---------- Bloque de texto

Así que en Tlaxcala no hay soluciones a medias: si la candidata no renuncia a sus aspiraciones, el PRD habrá recibido un duro golpe a su credibilidad justo donde y cuando menos lo necesita. Sin embargo, el margen real de maniobra casi ya no existe. La solución no puede ser que el gobernador abandone (abdique) el cargo para facilitarle el camino a su esposa, como si de una monarquía se tratara, pues ello sería una burla para la mayoría ciudadana que lo eligió. Al mismo tiempo, el PRD no puede dejar de cumplir con la resolución del Tribunal Electoral del Poder Judicial de la Federación (TEPJF) porque cometería un ilícito, pero si la acata quedará, políticamente hablando, como un grupo incoherente, sin palabra. A crear este nudo el PRD ha contribuido con su displicencia, pero también el oportunismo así como la ambición de la pareja tlaxcalteca y el propio tribunal.
La resolución mediante la cual se obligó al PRD a eliminar de sus estatutos la prohibición de toda suerte de nepotismo en la postulación de candidatos marca un peligroso precedente de intervención indebida en la vida interna de los partidos políticos que, lejos de favorecer la institucionalidad democrática, contribuye a erosionarla al privilegiar una suerte de "ciudadanización" absoluta de los partidos por encima de la autonomía que los define y constituye. Según el TEPJF, dicha limitante vulneraba el principio de igualdad consagrado en el artículo 1Ɔ de la Constitución, pues limita el acceso de un grupo en particular (los familiares) a un derecho fundamental, "o por afinidad, se niega el derecho a ser votado, aunque sea en forma temporal".

--------------------
---------- Entradas extraídas

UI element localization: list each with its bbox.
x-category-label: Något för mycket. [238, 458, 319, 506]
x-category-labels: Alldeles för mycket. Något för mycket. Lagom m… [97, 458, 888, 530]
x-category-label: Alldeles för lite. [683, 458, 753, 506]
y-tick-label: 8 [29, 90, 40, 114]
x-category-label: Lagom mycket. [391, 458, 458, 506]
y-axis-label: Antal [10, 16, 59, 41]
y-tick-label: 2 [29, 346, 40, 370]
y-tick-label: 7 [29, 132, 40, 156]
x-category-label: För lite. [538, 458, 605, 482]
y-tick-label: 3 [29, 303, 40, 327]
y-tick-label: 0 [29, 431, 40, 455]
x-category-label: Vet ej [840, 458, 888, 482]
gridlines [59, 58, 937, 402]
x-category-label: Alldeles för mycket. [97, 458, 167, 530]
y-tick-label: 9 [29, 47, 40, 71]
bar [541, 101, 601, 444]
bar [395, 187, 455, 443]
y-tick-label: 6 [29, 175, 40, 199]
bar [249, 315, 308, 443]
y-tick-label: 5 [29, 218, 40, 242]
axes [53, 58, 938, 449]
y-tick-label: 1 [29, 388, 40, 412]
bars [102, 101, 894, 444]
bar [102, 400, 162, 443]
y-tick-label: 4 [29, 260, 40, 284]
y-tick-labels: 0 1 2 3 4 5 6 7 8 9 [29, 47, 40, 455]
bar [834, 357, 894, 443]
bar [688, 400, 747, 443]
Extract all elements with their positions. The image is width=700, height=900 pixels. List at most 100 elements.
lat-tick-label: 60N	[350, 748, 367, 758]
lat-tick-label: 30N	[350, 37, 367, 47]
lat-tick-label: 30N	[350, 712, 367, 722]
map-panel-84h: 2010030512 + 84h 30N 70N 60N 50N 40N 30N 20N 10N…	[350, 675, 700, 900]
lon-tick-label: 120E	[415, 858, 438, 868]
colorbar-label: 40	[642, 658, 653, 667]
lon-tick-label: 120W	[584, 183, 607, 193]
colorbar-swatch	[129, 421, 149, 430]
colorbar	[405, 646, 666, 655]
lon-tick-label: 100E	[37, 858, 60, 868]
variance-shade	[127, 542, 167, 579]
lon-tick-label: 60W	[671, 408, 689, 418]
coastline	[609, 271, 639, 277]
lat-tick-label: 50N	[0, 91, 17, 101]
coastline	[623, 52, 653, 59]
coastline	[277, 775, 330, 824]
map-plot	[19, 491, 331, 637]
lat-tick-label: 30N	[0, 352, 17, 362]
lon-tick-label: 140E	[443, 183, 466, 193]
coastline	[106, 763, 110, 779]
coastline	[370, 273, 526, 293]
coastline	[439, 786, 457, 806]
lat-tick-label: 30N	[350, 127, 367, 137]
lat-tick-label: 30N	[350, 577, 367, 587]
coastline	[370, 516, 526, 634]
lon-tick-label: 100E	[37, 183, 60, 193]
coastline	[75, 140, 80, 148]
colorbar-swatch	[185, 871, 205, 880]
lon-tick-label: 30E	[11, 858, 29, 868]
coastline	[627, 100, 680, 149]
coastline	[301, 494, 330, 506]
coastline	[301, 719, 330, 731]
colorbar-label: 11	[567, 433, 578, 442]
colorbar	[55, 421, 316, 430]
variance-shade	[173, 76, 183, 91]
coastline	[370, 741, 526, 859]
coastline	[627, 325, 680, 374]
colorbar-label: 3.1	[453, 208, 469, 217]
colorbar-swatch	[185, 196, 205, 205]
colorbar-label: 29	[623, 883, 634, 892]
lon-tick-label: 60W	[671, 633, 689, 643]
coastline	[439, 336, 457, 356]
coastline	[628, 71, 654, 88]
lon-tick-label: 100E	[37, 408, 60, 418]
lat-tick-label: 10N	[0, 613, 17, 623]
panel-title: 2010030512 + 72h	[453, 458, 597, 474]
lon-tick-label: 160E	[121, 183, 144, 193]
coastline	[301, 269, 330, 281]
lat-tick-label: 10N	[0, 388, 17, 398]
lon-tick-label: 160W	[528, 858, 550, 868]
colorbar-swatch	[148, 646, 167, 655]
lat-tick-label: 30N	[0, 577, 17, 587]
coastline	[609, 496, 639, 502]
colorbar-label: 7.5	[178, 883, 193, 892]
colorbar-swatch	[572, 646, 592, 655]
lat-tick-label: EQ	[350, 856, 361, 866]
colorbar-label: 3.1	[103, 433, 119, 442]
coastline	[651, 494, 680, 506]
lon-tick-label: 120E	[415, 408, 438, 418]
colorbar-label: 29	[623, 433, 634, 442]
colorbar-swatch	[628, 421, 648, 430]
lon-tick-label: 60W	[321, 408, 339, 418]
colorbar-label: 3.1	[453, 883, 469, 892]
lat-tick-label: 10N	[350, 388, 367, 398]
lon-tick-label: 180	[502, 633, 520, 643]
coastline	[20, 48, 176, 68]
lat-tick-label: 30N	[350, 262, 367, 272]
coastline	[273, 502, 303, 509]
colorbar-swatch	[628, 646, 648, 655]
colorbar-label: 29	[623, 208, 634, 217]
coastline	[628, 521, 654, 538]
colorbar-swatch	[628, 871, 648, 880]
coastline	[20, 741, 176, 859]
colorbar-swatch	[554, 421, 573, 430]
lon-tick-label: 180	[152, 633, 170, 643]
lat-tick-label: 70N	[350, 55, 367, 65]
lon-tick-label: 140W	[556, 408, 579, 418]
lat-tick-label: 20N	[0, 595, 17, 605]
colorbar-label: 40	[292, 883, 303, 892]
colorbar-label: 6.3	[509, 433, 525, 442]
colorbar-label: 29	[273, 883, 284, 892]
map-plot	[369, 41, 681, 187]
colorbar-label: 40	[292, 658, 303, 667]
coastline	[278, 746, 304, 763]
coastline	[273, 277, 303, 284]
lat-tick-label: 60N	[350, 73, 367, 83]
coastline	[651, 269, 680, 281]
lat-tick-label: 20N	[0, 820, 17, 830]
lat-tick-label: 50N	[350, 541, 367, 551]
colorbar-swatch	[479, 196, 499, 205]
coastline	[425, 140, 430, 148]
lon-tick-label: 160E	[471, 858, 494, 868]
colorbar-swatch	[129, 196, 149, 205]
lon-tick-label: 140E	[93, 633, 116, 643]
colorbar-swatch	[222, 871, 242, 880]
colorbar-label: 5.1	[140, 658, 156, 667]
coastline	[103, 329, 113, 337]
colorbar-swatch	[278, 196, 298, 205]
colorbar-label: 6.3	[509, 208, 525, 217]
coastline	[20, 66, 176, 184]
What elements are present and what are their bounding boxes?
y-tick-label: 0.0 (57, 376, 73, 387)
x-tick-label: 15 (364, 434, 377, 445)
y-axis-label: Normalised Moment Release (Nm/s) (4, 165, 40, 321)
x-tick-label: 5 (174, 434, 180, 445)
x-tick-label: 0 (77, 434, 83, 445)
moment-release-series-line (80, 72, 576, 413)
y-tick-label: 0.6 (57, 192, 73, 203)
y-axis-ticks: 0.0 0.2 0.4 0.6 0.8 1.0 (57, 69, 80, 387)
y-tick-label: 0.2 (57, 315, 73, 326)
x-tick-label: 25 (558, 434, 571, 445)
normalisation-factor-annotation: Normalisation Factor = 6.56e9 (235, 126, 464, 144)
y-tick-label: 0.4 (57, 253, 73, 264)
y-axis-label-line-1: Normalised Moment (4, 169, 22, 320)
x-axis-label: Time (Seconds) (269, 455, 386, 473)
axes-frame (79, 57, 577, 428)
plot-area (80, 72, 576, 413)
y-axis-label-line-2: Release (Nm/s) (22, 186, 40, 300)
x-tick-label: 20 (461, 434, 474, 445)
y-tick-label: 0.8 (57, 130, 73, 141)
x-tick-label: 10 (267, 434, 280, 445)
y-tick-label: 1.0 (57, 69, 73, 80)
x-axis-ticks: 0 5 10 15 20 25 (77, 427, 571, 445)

--------------------

● Encargo A:
Reproduce tal cual, del texto sobre el PRD en Tlaxcala, el tramo que va desde "Así que en Tlaxcala" hasta "el propio tribunal.".
● Encargo B:
Por favor, prosigue el texto sobre el PRD en Tlaxcala a partir de su última oración.

● Respuesta A:
Así que en Tlaxcala no hay soluciones a medias: si la candidata no renuncia a sus aspiraciones, el PRD habrá recibido un duro golpe a su credibilidad justo donde y cuando menos lo necesita. Sin embargo, el margen real de maniobra casi ya no existe. La solución no puede ser que el gobernador abandone (abdique) el cargo para facilitarle el camino a su esposa, como si de una monarquía se tratara, pues ello sería una burla para la mayoría ciudadana que lo eligió. Al mismo tiempo, el PRD no puede dejar de cumplir con la resolución del Tribunal Electoral del Poder Judicial de la Federación (TEPJF) porque cometería un ilícito, pero si la acata quedará, políticamente hablando, como un grupo incoherente, sin palabra. A crear este nudo el PRD ha contribuido con su displicencia, pero también el oportunismo así como la ambición de la pareja tlaxcalteca y el propio tribunal.

● Respuesta B:
Ningún demócrata responsable podría estar realmente satisfecho con los actuales partidos, como no lo está la ciudadanía en general con la así llamada "clase política". Se les suele ver como aparatos inútiles o despilfarradores de recursos públicos, carentes de identidades definidas y propuestas claras. Es decir, como organismos laxos en defensa de intereses difusos, pero todo el mundo entiende, a pesar de los prejuicios de moda, que los militantes de los partidos son ciudadanos agrupados voluntariamente bajo normas y principios particulares con el fin de postular una visión ideológica y política singular. Y algo más: que los partidos son esenciales y, por tanto, necesarios para el funcionamiento de la democracia representativa. Pues bien, la resolución del TEPJF limita severamente la capacidad de los partidos para normar su vida interna y definir los requisitos que han de cumplir quienes aspiren a puestos de elección popular, requisitos que, además de los que la ley prevé, difieren en cada formación de acuerdo a sus objetivos. Cierto es que la definición de éstos como "entidades de interés público" obliga a las autoridades electorales y judiciales a ejercer una rigurosa fiscalización sobre ellos, en particular por lo que respecta al uso de los dineros públicos, al desempeño realmente democrático de sus órganos de dirección y representación, y al cumplimiento estricto de sus funciones en el marco de la ley, pero obligar a un partido a postular contra su convicción a un candidato es algo que rebasa toda consideración democrática e introduce un elemento distorsionador en el juego de partidos.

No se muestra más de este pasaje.